▶ _Passage given_
┌──

The average total cost of a U.S. data breach ($5.4 million) consists of the following component costs (all averages): $400,000 for detection and escalation costs (includes investigations, audit services, crisis team management, and communications to executive management); $565,000 for notification costs (includes creation of data bases, determination of regulatory requirements, engagement of experts, and secondary contact information); $1.4 million in ex-post response costs (includes special investigations, remediation activities, legal expenditures, product discounts, identity protection services, and regulatory interventions); and over $3 million in lost business (includes abnormal turnover of customers, increased customer acquisition activities, reputation losses and diminished goodwill).

└──

▶ _Exercise inputs_
┌──

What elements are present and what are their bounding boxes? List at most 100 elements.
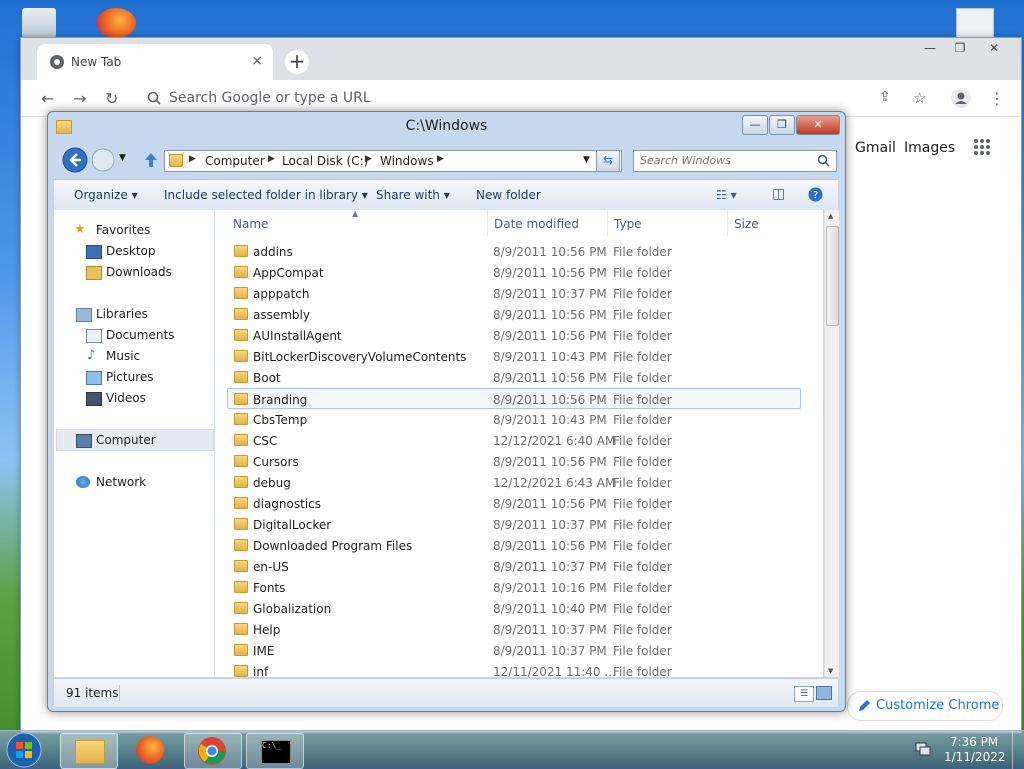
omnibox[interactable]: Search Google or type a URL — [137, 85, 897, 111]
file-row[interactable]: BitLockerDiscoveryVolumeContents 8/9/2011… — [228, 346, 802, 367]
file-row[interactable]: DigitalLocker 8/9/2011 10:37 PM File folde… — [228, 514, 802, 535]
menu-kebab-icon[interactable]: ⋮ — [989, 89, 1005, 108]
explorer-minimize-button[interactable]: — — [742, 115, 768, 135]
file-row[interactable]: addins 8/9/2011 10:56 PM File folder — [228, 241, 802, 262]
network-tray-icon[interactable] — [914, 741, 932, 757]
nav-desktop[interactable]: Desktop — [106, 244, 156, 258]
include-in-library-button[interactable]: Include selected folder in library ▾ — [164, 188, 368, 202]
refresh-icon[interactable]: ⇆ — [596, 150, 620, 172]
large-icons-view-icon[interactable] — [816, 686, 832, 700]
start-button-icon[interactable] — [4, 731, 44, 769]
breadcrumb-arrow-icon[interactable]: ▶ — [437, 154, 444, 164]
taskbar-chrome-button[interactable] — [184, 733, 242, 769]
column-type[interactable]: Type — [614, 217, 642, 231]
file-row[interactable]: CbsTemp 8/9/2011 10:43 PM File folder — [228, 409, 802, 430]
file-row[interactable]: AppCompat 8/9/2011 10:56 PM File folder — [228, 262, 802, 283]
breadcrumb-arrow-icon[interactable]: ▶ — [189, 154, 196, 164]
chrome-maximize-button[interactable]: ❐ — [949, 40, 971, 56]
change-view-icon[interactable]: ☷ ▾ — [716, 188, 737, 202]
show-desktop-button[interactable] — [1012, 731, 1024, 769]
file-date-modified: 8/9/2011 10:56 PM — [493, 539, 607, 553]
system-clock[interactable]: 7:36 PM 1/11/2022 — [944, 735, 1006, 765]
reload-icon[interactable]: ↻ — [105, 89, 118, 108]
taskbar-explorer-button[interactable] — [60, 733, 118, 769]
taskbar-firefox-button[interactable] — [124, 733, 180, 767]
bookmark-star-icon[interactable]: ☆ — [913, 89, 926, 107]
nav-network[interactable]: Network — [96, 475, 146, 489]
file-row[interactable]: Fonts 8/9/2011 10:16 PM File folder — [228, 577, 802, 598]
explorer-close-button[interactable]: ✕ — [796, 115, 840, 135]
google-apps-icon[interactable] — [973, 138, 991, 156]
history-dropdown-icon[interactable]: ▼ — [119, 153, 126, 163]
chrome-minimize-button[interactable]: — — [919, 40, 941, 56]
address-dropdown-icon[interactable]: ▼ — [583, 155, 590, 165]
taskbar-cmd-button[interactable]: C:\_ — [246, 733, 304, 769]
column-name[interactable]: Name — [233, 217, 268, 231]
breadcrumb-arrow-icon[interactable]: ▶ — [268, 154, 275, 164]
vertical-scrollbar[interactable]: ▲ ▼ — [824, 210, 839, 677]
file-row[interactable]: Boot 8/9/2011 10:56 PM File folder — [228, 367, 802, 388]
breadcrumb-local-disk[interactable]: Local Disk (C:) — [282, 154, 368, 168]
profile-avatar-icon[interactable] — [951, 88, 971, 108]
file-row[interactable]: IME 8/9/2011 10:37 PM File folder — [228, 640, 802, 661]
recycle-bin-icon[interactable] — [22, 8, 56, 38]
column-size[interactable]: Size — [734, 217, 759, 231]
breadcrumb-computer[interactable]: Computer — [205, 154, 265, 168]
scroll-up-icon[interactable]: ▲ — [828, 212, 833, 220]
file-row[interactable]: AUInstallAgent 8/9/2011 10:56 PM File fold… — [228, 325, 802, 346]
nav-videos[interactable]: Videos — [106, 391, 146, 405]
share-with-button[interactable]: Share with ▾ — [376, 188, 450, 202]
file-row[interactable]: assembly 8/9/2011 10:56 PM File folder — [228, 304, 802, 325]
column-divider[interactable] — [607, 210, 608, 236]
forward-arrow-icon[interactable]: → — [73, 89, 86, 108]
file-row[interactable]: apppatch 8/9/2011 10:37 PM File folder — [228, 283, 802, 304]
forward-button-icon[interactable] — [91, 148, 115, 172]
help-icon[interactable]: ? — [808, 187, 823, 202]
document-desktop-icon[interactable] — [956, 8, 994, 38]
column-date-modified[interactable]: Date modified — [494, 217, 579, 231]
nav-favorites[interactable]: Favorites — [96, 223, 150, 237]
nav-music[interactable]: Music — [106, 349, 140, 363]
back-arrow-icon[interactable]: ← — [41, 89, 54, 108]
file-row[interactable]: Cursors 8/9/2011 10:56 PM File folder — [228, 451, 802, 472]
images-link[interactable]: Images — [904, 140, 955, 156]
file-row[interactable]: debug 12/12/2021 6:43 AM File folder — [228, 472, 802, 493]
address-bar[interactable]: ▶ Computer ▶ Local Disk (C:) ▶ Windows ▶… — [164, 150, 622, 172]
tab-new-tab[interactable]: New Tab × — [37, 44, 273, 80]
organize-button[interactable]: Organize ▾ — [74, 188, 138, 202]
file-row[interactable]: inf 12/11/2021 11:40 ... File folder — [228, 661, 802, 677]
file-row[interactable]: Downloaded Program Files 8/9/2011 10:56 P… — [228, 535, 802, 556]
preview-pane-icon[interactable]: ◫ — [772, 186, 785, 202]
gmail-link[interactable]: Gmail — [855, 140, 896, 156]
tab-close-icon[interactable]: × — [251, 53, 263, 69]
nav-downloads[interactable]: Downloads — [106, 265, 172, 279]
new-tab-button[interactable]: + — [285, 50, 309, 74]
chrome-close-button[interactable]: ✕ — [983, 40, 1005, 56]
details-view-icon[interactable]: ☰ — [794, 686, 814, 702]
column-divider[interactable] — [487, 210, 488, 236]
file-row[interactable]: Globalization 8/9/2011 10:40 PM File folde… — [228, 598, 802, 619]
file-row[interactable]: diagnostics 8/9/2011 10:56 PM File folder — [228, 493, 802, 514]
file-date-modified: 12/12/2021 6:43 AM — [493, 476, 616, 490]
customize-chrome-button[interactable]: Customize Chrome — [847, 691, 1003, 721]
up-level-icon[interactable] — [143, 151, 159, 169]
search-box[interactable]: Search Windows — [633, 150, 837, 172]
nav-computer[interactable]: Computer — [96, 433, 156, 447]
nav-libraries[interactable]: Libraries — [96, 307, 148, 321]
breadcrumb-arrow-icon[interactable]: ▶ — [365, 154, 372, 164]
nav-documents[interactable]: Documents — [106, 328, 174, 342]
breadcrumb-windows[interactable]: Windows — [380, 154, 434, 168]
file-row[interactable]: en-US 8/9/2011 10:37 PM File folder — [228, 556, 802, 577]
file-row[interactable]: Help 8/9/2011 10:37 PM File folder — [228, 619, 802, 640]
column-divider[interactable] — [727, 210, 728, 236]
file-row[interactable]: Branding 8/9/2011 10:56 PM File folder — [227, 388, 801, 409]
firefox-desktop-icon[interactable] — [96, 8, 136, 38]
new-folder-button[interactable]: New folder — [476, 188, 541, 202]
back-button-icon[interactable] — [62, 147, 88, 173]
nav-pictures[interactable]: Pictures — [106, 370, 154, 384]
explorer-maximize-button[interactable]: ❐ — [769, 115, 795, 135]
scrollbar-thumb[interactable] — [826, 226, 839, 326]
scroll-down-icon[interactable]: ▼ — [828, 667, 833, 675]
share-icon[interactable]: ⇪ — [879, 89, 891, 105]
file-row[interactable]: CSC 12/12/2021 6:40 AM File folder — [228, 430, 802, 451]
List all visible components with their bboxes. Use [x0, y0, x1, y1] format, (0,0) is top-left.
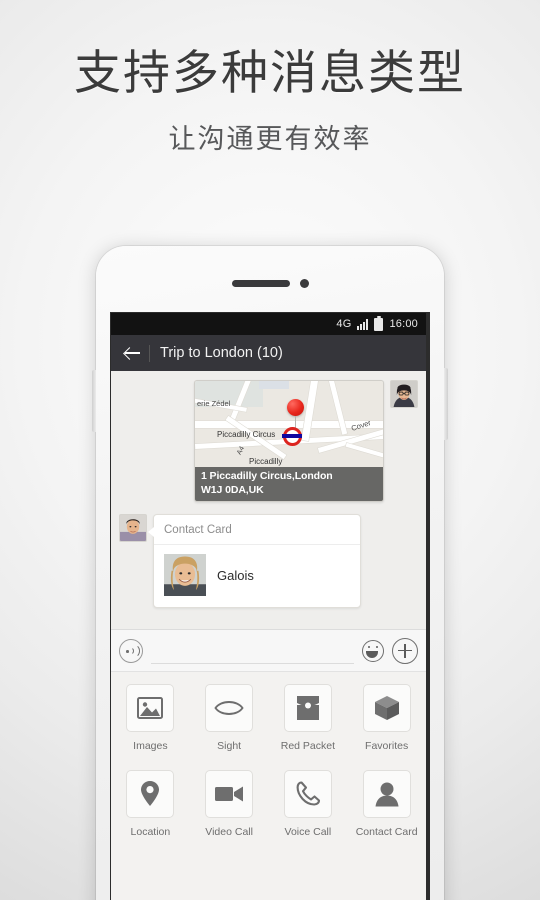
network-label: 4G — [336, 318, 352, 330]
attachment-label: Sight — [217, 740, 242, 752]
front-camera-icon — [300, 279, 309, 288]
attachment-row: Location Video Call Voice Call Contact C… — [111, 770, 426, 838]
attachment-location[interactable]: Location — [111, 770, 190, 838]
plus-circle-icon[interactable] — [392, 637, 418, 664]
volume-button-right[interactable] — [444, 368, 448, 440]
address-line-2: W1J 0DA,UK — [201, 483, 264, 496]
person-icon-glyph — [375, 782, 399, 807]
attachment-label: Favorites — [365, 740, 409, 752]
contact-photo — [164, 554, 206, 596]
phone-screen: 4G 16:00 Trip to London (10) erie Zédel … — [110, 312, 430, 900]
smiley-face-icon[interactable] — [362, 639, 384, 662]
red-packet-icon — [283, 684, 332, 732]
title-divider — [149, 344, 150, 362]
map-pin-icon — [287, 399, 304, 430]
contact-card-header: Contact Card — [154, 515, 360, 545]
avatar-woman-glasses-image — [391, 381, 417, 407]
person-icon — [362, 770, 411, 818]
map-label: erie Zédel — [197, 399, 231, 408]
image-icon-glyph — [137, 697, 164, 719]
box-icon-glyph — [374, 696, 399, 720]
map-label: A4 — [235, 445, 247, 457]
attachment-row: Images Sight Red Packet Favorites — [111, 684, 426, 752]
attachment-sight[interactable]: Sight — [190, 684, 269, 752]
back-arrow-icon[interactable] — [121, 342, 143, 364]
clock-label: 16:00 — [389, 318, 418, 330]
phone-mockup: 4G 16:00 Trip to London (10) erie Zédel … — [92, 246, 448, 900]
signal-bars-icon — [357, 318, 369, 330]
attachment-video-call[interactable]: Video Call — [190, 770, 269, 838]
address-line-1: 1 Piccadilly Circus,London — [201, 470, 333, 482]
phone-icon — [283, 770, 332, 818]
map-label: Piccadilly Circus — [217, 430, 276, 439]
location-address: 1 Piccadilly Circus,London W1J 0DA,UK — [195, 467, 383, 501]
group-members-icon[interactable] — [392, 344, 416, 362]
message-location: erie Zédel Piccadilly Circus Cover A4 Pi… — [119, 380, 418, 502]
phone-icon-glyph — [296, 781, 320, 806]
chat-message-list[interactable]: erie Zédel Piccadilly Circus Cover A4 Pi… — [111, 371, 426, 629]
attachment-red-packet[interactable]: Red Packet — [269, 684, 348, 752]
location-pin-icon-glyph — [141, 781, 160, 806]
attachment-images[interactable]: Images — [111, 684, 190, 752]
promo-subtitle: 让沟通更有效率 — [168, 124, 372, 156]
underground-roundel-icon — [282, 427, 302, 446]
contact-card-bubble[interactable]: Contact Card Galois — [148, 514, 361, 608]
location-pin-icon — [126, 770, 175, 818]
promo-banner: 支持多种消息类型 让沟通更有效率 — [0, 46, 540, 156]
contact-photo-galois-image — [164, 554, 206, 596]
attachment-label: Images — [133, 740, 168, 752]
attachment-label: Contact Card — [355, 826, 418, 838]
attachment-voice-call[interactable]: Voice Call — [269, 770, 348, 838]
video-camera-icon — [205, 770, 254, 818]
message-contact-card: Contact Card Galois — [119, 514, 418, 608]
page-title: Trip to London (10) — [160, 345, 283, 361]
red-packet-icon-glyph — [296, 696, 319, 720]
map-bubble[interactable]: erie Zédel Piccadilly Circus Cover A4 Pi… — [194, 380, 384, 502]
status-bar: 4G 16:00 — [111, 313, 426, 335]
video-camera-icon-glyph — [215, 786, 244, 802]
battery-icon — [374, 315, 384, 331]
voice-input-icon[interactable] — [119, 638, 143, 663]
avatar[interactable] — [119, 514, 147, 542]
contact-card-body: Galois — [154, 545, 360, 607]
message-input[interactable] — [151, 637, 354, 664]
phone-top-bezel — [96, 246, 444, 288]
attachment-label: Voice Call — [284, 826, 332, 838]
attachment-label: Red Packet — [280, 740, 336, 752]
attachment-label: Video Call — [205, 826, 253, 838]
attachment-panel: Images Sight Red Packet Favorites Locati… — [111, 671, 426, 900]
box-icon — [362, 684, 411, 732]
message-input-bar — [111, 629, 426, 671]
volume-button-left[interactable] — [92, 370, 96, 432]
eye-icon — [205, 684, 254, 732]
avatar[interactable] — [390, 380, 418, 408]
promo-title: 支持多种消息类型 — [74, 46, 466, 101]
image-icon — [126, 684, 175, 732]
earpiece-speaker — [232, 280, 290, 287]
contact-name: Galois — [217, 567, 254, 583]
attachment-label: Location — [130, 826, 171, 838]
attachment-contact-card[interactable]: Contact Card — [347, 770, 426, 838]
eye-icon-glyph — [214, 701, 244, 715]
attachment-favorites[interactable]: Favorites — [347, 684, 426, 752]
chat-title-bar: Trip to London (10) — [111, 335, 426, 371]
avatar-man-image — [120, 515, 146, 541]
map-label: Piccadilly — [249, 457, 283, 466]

└──

▶ _Job 1_
Please print part of the passage on data breach costs, beginning at the words "The average total" and stopping after "and diminished goodwill).".
▶ _Job 2_
How many lines of the rows contain the string "link", with case counting? Give only the number.
The passage on data breach costs and the rows were taken from unrelated sources.

▶ _Right answer 1_
The average total cost of a U.S. data breach ($5.4 million) consists of the following component costs (all averages): $400,000 for detection and escalation costs (includes investigations, audit services, crisis team management, and communications to executive management); $565,000 for notification costs (includes creation of data bases, determination of regulatory requirements, engagement of experts, and secondary contact information); $1.4 million in ex-post response costs (includes special investigations, remediation activities, legal expenditures, product discounts, identity protection services, and regulatory interventions); and over $3 million in lost business (includes abnormal turnover of customers, increased customer acquisition activities, reputation losses and diminished goodwill).

▶ _Right answer 2_
2